Problem →
Take every line from the listing below that includes "nonresponse" and copy it.

— start —

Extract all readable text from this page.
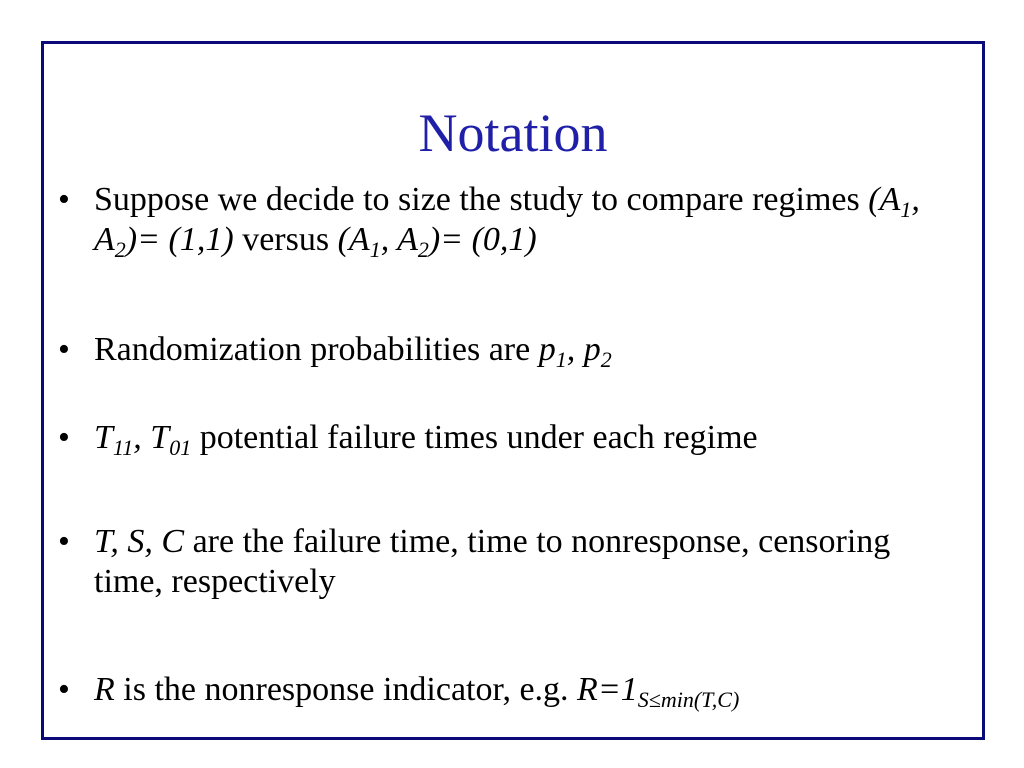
Notation
• Suppose we decide to size the study to compare regimes ($A_1$, $A_2)= (1,1)$ versus ($A_1$, $A_2)= (0,1)$
• Randomization probabilities are $p_1$, $p_2$
• $T_{11}$, $T_{01}$ potential failure times under each regime
• T, S, C are the failure time, time to nonresponse, censoring time, respectively
• R is the nonresponse indicator, e.g. $R=1_{S\le min(T,C)}$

— end —

Written solution →
• T, S, C are the failure time, time to nonresponse, censoring time, respectively
• R is the nonresponse indicator, e.g. $R=1_{S\le min(T,C)}$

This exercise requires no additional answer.